Records provided
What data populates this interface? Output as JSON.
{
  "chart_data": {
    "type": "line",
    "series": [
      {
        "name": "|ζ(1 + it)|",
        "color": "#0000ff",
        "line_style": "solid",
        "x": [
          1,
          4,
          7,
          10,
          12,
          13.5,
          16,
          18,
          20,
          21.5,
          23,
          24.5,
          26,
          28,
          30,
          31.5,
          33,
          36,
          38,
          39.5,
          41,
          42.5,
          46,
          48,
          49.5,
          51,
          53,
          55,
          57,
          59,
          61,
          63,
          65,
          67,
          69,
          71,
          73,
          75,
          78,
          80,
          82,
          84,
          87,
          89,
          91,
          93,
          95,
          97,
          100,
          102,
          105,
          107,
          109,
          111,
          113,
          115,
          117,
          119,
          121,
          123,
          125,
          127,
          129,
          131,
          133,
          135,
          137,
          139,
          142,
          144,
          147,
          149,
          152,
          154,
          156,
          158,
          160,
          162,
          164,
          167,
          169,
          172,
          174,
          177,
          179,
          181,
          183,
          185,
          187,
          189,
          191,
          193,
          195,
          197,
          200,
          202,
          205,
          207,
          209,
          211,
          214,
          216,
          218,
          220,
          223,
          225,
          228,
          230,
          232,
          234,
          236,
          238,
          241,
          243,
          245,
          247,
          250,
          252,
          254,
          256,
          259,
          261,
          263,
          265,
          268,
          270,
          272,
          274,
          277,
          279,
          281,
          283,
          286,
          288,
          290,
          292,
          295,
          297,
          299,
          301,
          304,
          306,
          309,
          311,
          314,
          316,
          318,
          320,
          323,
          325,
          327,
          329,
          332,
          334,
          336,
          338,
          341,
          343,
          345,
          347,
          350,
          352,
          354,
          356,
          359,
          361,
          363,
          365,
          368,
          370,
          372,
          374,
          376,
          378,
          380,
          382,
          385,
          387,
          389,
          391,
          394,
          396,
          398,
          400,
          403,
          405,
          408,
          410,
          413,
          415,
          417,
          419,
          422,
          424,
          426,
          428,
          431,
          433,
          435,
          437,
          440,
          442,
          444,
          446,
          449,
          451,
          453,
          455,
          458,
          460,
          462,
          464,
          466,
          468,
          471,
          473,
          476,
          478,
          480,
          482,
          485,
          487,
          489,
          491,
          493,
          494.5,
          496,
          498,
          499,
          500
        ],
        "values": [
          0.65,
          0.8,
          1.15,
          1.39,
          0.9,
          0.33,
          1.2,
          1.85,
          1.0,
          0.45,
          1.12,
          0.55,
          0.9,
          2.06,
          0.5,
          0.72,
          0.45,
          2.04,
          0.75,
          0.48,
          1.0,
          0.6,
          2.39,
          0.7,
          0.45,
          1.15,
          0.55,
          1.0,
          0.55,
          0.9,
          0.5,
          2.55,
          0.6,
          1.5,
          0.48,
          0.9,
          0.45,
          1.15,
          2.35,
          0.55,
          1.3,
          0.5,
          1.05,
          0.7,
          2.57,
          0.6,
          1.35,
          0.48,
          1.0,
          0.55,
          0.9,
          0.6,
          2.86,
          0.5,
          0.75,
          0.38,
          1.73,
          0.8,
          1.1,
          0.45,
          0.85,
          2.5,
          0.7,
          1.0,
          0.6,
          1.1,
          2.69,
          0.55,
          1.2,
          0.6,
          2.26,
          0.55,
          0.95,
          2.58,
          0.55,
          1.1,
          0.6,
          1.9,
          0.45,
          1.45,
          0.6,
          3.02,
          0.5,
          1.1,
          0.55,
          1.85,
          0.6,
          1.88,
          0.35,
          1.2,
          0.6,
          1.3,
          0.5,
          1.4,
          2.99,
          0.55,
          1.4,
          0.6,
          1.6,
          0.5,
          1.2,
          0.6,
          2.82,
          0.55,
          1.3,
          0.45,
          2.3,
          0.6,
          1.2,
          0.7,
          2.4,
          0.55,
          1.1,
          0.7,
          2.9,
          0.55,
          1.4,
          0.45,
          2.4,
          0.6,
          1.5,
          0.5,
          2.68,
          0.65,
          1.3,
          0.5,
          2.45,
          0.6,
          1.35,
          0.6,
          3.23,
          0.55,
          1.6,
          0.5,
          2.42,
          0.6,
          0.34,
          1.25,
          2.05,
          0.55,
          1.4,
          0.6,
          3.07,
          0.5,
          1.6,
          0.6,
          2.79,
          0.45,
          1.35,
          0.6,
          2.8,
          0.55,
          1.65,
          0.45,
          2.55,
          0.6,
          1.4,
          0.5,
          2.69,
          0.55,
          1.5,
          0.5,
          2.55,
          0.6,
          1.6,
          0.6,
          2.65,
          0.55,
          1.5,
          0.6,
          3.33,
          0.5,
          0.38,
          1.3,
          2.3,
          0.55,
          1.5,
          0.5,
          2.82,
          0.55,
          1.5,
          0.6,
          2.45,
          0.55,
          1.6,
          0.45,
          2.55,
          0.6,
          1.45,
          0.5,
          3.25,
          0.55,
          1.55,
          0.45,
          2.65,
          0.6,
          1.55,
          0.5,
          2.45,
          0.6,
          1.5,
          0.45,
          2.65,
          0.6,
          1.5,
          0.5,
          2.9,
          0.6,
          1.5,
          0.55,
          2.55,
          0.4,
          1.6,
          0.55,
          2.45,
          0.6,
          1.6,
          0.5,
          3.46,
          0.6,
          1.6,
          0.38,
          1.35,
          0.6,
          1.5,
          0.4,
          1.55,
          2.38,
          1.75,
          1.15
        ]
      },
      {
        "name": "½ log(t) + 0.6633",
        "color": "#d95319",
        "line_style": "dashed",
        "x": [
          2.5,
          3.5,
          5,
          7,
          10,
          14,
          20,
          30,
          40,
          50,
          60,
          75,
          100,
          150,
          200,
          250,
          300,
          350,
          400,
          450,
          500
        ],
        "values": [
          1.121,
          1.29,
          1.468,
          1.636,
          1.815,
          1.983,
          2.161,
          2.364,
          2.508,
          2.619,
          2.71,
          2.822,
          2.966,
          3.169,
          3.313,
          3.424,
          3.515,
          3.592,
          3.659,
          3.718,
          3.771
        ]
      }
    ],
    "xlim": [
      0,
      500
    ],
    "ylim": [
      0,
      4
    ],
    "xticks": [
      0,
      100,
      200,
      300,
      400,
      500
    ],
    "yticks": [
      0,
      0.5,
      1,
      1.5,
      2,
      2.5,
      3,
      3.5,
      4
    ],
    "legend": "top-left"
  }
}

Challenge
Restate each record exactly as written.

Result for this task
What data populates this interface? Output as JSON.
{
  "chart_data": {
    "type": "line",
    "series": [
      {
        "name": "|ζ(1 + it)|",
        "color": "#0000ff",
        "line_style": "solid",
        "x": [
          1,
          4,
          7,
          10,
          12,
          13.5,
          16,
          18,
          20,
          21.5,
          23,
          24.5,
          26,
          28,
          30,
          31.5,
          33,
          36,
          38,
          39.5,
          41,
          42.5,
          46,
          48,
          49.5,
          51,
          53,
          55,
          57,
          59,
          61,
          63,
          65,
          67,
          69,
          71,
          73,
          75,
          78,
          80,
          82,
          84,
          87,
          89,
          91,
          93,
          95,
          97,
          100,
          102,
          105,
          107,
          109,
          111,
          113,
          115,
          117,
          119,
          121,
          123,
          125,
          127,
          129,
          131,
          133,
          135,
          137,
          139,
          142,
          144,
          147,
          149,
          152,
          154,
          156,
          158,
          160,
          162,
          164,
          167,
          169,
          172,
          174,
          177,
          179,
          181,
          183,
          185,
          187,
          189,
          191,
          193,
          195,
          197,
          200,
          202,
          205,
          207,
          209,
          211,
          214,
          216,
          218,
          220,
          223,
          225,
          228,
          230,
          232,
          234,
          236,
          238,
          241,
          243,
          245,
          247,
          250,
          252,
          254,
          256,
          259,
          261,
          263,
          265,
          268,
          270,
          272,
          274,
          277,
          279,
          281,
          283,
          286,
          288,
          290,
          292,
          295,
          297,
          299,
          301,
          304,
          306,
          309,
          311,
          314,
          316,
          318,
          320,
          323,
          325,
          327,
          329,
          332,
          334,
          336,
          338,
          341,
          343,
          345,
          347,
          350,
          352,
          354,
          356,
          359,
          361,
          363,
          365,
          368,
          370,
          372,
          374,
          376,
          378,
          380,
          382,
          385,
          387,
          389,
          391,
          394,
          396,
          398,
          400,
          403,
          405,
          408,
          410,
          413,
          415,
          417,
          419,
          422,
          424,
          426,
          428,
          431,
          433,
          435,
          437,
          440,
          442,
          444,
          446,
          449,
          451,
          453,
          455,
          458,
          460,
          462,
          464,
          466,
          468,
          471,
          473,
          476,
          478,
          480,
          482,
          485,
          487,
          489,
          491,
          493,
          494.5,
          496,
          498,
          499,
          500
        ],
        "values": [
          0.65,
          0.8,
          1.15,
          1.39,
          0.9,
          0.33,
          1.2,
          1.85,
          1.0,
          0.45,
          1.12,
          0.55,
          0.9,
          2.06,
          0.5,
          0.72,
          0.45,
          2.04,
          0.75,
          0.48,
          1.0,
          0.6,
          2.39,
          0.7,
          0.45,
          1.15,
          0.55,
          1.0,
          0.55,
          0.9,
          0.5,
          2.55,
          0.6,
          1.5,
          0.48,
          0.9,
          0.45,
          1.15,
          2.35,
          0.55,
          1.3,
          0.5,
          1.05,
          0.7,
          2.57,
          0.6,
          1.35,
          0.48,
          1.0,
          0.55,
          0.9,
          0.6,
          2.86,
          0.5,
          0.75,
          0.38,
          1.73,
          0.8,
          1.1,
          0.45,
          0.85,
          2.5,
          0.7,
          1.0,
          0.6,
          1.1,
          2.69,
          0.55,
          1.2,
          0.6,
          2.26,
          0.55,
          0.95,
          2.58,
          0.55,
          1.1,
          0.6,
          1.9,
          0.45,
          1.45,
          0.6,
          3.02,
          0.5,
          1.1,
          0.55,
          1.85,
          0.6,
          1.88,
          0.35,
          1.2,
          0.6,
          1.3,
          0.5,
          1.4,
          2.99,
          0.55,
          1.4,
          0.6,
          1.6,
          0.5,
          1.2,
          0.6,
          2.82,
          0.55,
          1.3,
          0.45,
          2.3,
          0.6,
          1.2,
          0.7,
          2.4,
          0.55,
          1.1,
          0.7,
          2.9,
          0.55,
          1.4,
          0.45,
          2.4,
          0.6,
          1.5,
          0.5,
          2.68,
          0.65,
          1.3,
          0.5,
          2.45,
          0.6,
          1.35,
          0.6,
          3.23,
          0.55,
          1.6,
          0.5,
          2.42,
          0.6,
          0.34,
          1.25,
          2.05,
          0.55,
          1.4,
          0.6,
          3.07,
          0.5,
          1.6,
          0.6,
          2.79,
          0.45,
          1.35,
          0.6,
          2.8,
          0.55,
          1.65,
          0.45,
          2.55,
          0.6,
          1.4,
          0.5,
          2.69,
          0.55,
          1.5,
          0.5,
          2.55,
          0.6,
          1.6,
          0.6,
          2.65,
          0.55,
          1.5,
          0.6,
          3.33,
          0.5,
          0.38,
          1.3,
          2.3,
          0.55,
          1.5,
          0.5,
          2.82,
          0.55,
          1.5,
          0.6,
          2.45,
          0.55,
          1.6,
          0.45,
          2.55,
          0.6,
          1.45,
          0.5,
          3.25,
          0.55,
          1.55,
          0.45,
          2.65,
          0.6,
          1.55,
          0.5,
          2.45,
          0.6,
          1.5,
          0.45,
          2.65,
          0.6,
          1.5,
          0.5,
          2.9,
          0.6,
          1.5,
          0.55,
          2.55,
          0.4,
          1.6,
          0.55,
          2.45,
          0.6,
          1.6,
          0.5,
          3.46,
          0.6,
          1.6,
          0.38,
          1.35,
          0.6,
          1.5,
          0.4,
          1.55,
          2.38,
          1.75,
          1.15
        ]
      },
      {
        "name": "½ log(t) + 0.6633",
        "color": "#d95319",
        "line_style": "dashed",
        "x": [
          2.5,
          3.5,
          5,
          7,
          10,
          14,
          20,
          30,
          40,
          50,
          60,
          75,
          100,
          150,
          200,
          250,
          300,
          350,
          400,
          450,
          500
        ],
        "values": [
          1.121,
          1.29,
          1.468,
          1.636,
          1.815,
          1.983,
          2.161,
          2.364,
          2.508,
          2.619,
          2.71,
          2.822,
          2.966,
          3.169,
          3.313,
          3.424,
          3.515,
          3.592,
          3.659,
          3.718,
          3.771
        ]
      }
    ],
    "xlim": [
      0,
      500
    ],
    "ylim": [
      0,
      4
    ],
    "xticks": [
      0,
      100,
      200,
      300,
      400,
      500
    ],
    "yticks": [
      0,
      0.5,
      1,
      1.5,
      2,
      2.5,
      3,
      3.5,
      4
    ],
    "legend": "top-left"
  }
}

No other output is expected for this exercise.